**Given problem:** Sort through the data and copy the lines holding the word "qanday".

··· Records ···

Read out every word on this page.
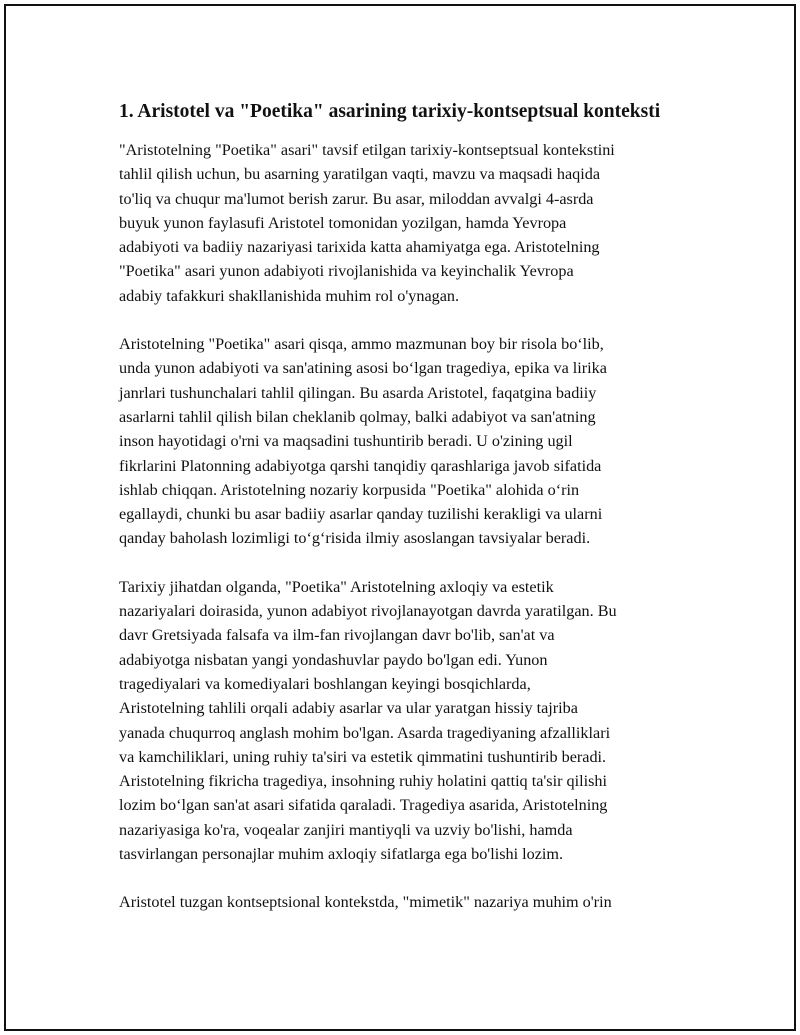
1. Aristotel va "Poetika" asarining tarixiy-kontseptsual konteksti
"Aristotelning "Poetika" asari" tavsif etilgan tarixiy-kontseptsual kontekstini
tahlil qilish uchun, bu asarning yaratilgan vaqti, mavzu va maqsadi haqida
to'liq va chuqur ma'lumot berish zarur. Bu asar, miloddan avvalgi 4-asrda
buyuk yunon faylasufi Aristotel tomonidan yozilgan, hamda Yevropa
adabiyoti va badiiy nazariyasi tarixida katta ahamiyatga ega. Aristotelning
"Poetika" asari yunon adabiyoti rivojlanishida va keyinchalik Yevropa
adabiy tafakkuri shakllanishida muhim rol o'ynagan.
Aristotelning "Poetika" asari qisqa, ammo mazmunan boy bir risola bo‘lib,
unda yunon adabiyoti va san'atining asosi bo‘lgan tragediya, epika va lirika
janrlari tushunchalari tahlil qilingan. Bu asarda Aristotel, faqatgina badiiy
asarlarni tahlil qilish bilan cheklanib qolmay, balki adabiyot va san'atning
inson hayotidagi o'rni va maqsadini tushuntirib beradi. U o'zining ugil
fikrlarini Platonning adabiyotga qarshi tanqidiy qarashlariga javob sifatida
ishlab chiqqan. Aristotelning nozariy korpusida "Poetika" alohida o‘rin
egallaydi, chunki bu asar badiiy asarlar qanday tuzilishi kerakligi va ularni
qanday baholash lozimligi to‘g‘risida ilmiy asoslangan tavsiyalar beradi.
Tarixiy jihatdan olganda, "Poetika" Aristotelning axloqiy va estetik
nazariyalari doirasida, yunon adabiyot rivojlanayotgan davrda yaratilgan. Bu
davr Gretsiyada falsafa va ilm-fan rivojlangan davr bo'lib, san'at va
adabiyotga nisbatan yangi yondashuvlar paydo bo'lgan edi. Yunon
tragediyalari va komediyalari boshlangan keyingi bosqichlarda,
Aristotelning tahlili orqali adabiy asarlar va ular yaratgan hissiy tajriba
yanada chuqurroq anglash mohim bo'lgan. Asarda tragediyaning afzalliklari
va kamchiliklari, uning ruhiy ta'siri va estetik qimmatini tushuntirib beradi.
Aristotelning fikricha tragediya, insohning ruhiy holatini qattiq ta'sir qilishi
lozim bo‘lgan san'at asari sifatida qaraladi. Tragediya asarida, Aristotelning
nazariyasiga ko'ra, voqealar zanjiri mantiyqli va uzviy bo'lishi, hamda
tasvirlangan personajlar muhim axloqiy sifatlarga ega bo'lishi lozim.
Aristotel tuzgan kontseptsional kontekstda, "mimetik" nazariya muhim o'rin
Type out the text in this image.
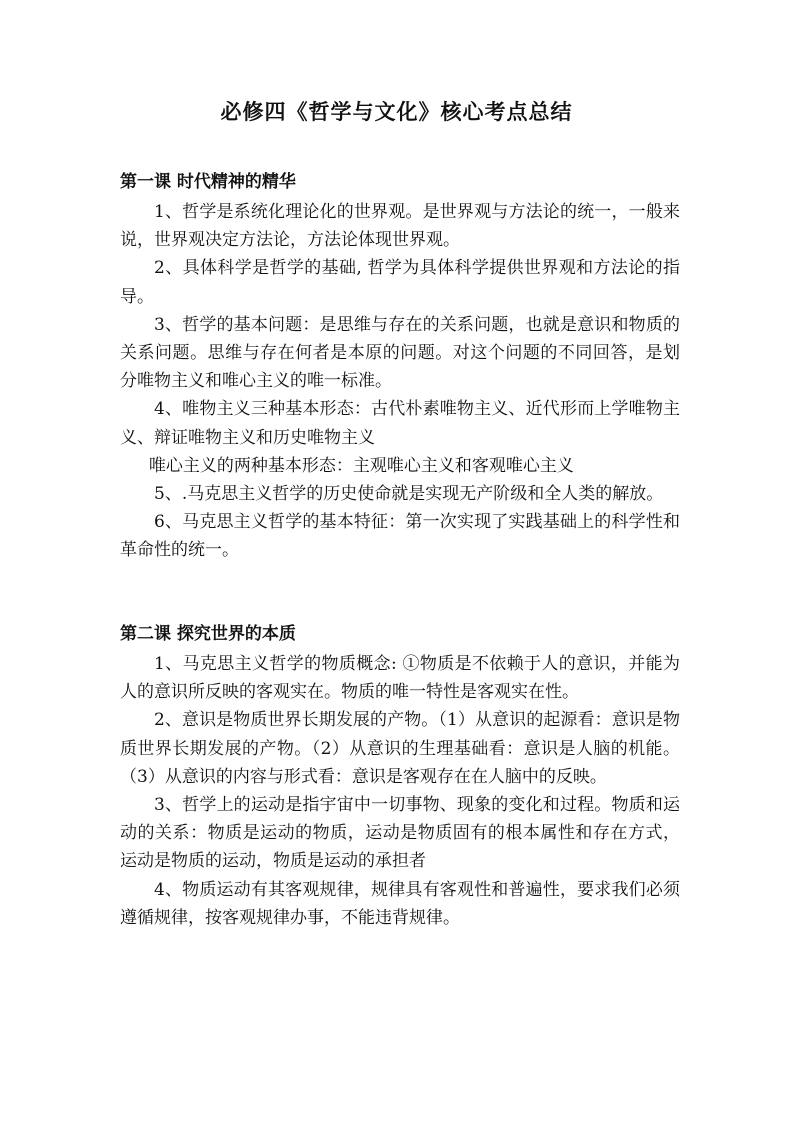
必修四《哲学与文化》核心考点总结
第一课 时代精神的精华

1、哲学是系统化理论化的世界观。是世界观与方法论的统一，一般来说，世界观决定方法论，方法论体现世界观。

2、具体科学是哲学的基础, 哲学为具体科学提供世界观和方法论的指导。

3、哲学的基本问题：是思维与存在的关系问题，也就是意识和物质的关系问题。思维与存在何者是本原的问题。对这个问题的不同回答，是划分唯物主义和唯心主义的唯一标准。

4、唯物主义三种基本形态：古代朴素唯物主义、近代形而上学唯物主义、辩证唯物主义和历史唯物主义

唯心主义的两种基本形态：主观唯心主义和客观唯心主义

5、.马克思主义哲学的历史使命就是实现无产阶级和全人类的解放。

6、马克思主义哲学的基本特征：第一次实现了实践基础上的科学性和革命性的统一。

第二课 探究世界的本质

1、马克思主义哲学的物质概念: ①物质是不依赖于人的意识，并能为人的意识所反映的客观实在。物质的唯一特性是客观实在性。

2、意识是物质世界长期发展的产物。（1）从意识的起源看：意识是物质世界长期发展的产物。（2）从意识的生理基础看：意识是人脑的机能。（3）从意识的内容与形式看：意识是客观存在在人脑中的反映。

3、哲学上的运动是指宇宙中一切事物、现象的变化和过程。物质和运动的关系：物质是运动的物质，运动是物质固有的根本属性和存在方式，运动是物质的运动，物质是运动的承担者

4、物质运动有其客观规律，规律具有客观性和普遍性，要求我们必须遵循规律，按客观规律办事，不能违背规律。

···

**Worked solution:**
egallaydi, chunki bu asar badiiy asarlar qanday tuzilishi kerakligi va ularni
qanday baholash lozimligi to‘g‘risida ilmiy asoslangan tavsiyalar beradi.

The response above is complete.